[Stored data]
^^^^^^^^^^^^^^^^

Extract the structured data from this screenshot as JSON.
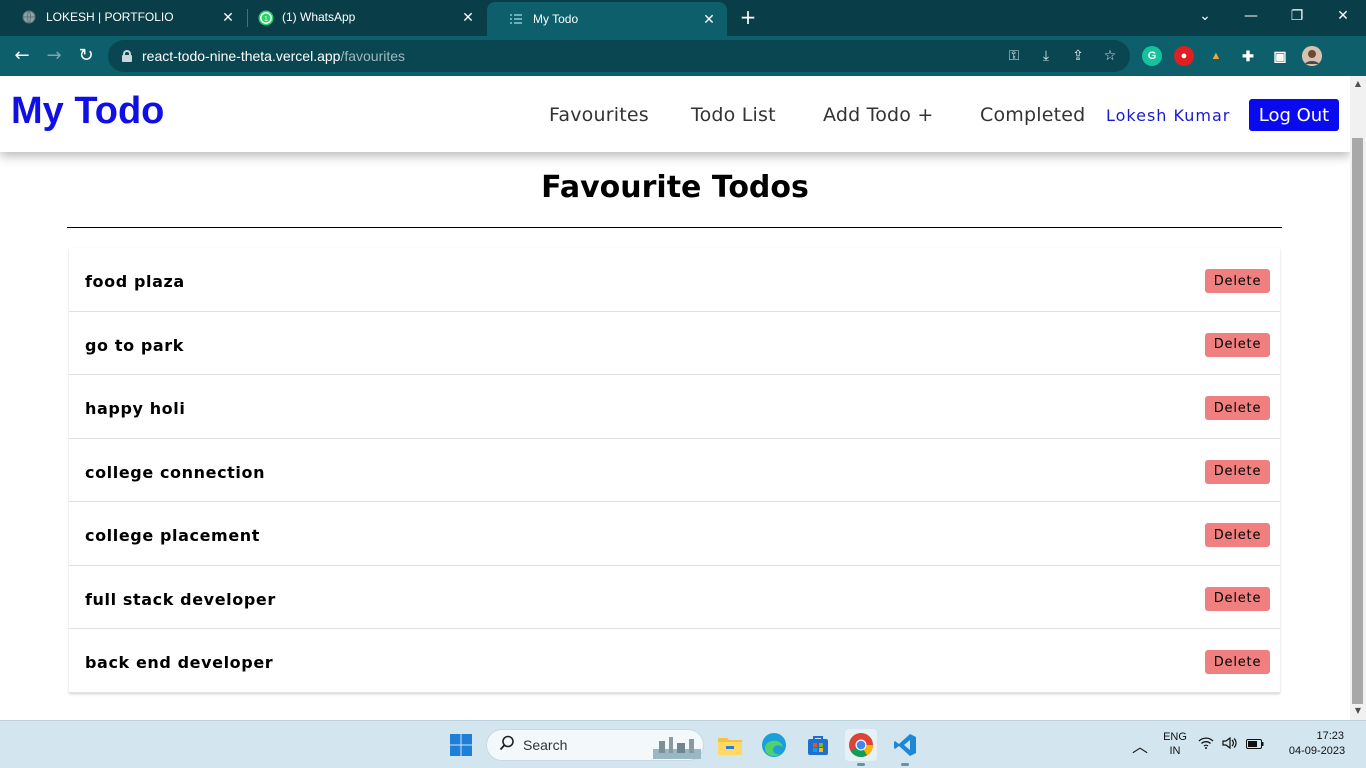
{
  "browser": {
    "tabs": [
      {
        "title": "LOKESH | PORTFOLIO",
        "active": false
      },
      {
        "title": "(1) WhatsApp",
        "active": false
      },
      {
        "title": "My Todo",
        "active": true
      }
    ],
    "url_host": "react-todo-nine-theta.vercel.app",
    "url_path": "/favourites"
  },
  "app": {
    "brand": "My Todo",
    "nav": [
      "Favourites",
      "Todo List",
      "Add Todo +",
      "Completed"
    ],
    "user_name": "Lokesh Kumar",
    "logout_label": "Log Out"
  },
  "main": {
    "heading": "Favourite Todos",
    "delete_label": "Delete",
    "todos": [
      "food plaza",
      "go to park",
      "happy holi",
      "college connection",
      "college placement",
      "full stack developer",
      "back end developer"
    ]
  },
  "taskbar": {
    "search_label": "Search",
    "lang_top": "ENG",
    "lang_bottom": "IN",
    "time": "17:23",
    "date": "04-09-2023"
  },
  "colors": {
    "brand": "#1010e6",
    "logout_bg": "#0a0aee",
    "delete_bg": "#f08080",
    "chrome_dark": "#093d48",
    "chrome_toolbar": "#0d5f6c"
  }
}
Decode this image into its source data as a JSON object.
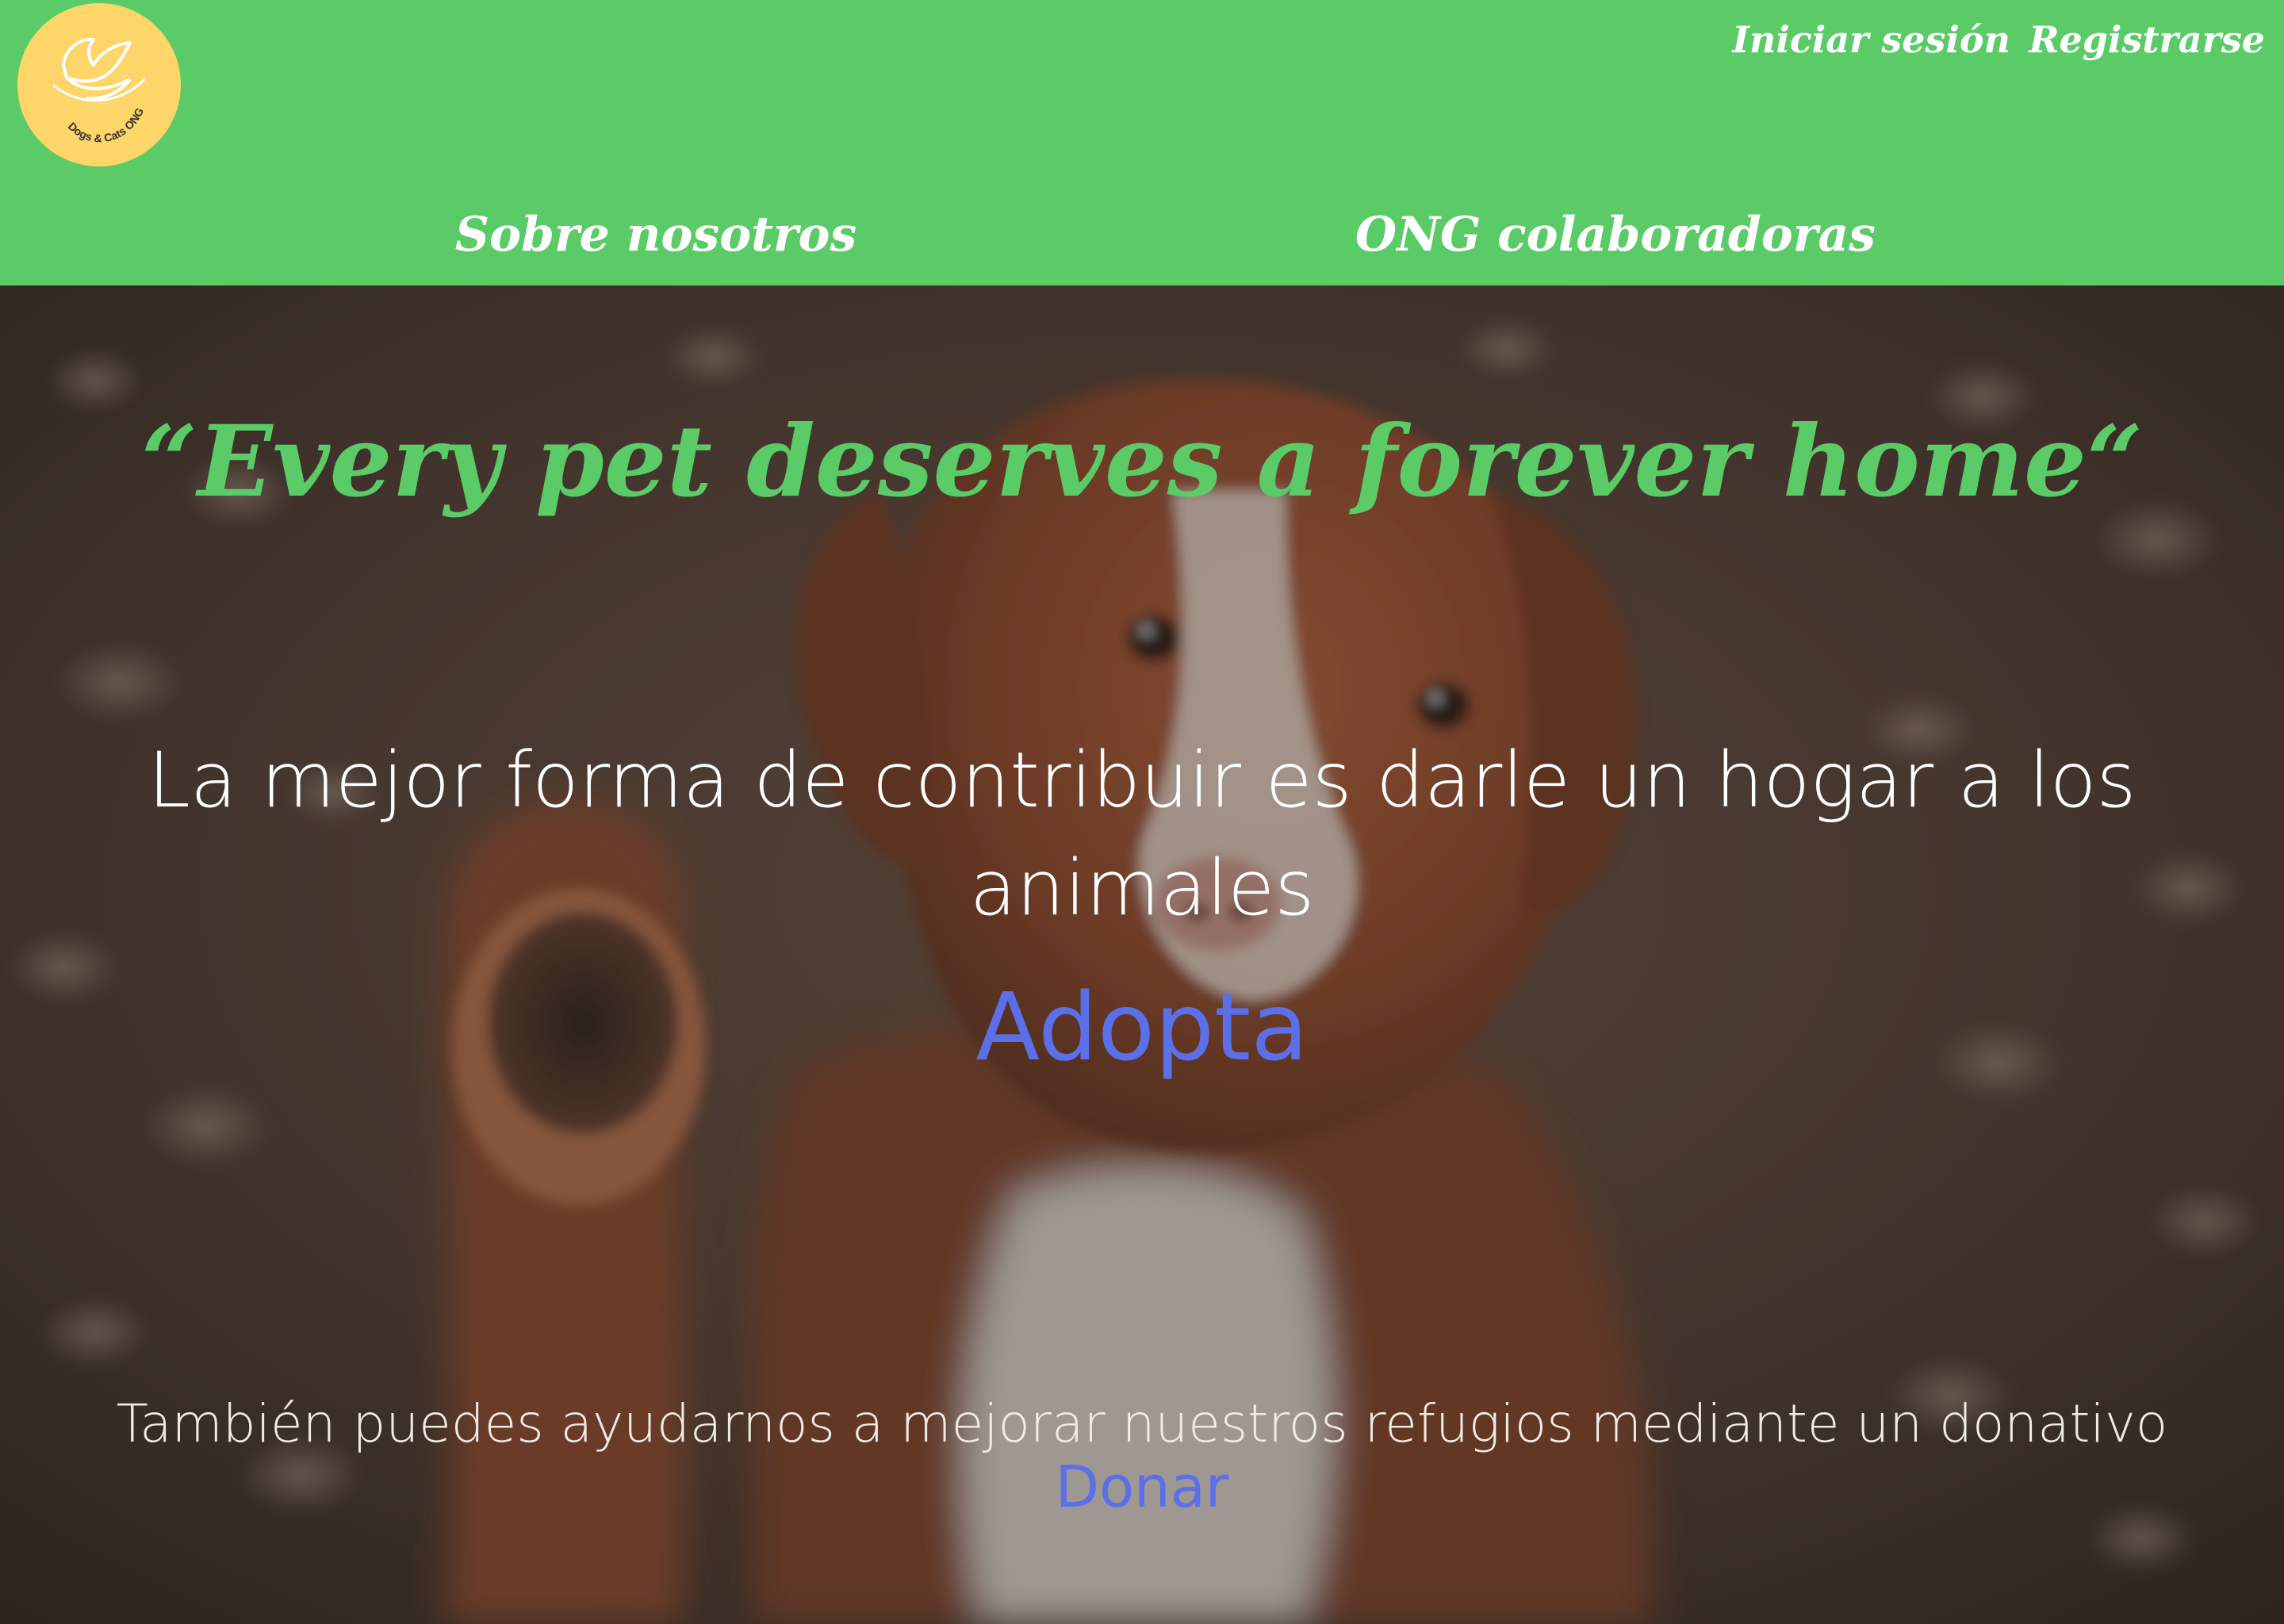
{
  "header": {
    "logo": {
      "icon": "dove-icon",
      "text": "Dogs & Cats ONG",
      "background_color": "#fdd568"
    },
    "auth": {
      "login_label": "Iniciar sesión",
      "register_label": "Registrarse"
    },
    "nav": {
      "about_label": "Sobre nosotros",
      "partners_label": "ONG colaboradoras"
    },
    "background_color": "#5bcb68"
  },
  "hero": {
    "background_image": "brown-dog-raising-paw-photo",
    "tagline": "“Every pet deserves a forever home“",
    "headline": "La mejor forma de contribuir es darle un hogar a los animales",
    "adopt_label": "Adopta",
    "donate_text": "También puedes ayudarnos a mejorar nuestros refugios mediante un donativo",
    "donate_label": "Donar",
    "tagline_color": "#5bcb68",
    "link_color": "#5b6fe8"
  }
}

^^^^^^^^^^^^^^^^

Without the pictures, write out all of the material exactly.

Extract the structured data from this screenshot as JSON.
{
  "browser": {
    "tabs": [
      {
        "title": "LOKESH | PORTFOLIO",
        "active": false
      },
      {
        "title": "(1) WhatsApp",
        "active": false
      },
      {
        "title": "My Todo",
        "active": true
      }
    ],
    "url_host": "react-todo-nine-theta.vercel.app",
    "url_path": "/favourites"
  },
  "app": {
    "brand": "My Todo",
    "nav": [
      "Favourites",
      "Todo List",
      "Add Todo +",
      "Completed"
    ],
    "user_name": "Lokesh Kumar",
    "logout_label": "Log Out"
  },
  "main": {
    "heading": "Favourite Todos",
    "delete_label": "Delete",
    "todos": [
      "food plaza",
      "go to park",
      "happy holi",
      "college connection",
      "college placement",
      "full stack developer",
      "back end developer"
    ]
  },
  "taskbar": {
    "search_label": "Search",
    "lang_top": "ENG",
    "lang_bottom": "IN",
    "time": "17:23",
    "date": "04-09-2023"
  },
  "colors": {
    "brand": "#1010e6",
    "logout_bg": "#0a0aee",
    "delete_bg": "#f08080",
    "chrome_dark": "#093d48",
    "chrome_toolbar": "#0d5f6c"
  }
}
Decode this image into its source data as a JSON object.
{
  "header": {
    "logo": {
      "icon": "dove-icon",
      "text": "Dogs & Cats ONG",
      "background_color": "#fdd568"
    },
    "auth": {
      "login_label": "Iniciar sesión",
      "register_label": "Registrarse"
    },
    "nav": {
      "about_label": "Sobre nosotros",
      "partners_label": "ONG colaboradoras"
    },
    "background_color": "#5bcb68"
  },
  "hero": {
    "background_image": "brown-dog-raising-paw-photo",
    "tagline": "“Every pet deserves a forever home“",
    "headline": "La mejor forma de contribuir es darle un hogar a los animales",
    "adopt_label": "Adopta",
    "donate_text": "También puedes ayudarnos a mejorar nuestros refugios mediante un donativo",
    "donate_label": "Donar",
    "tagline_color": "#5bcb68",
    "link_color": "#5b6fe8"
  }
}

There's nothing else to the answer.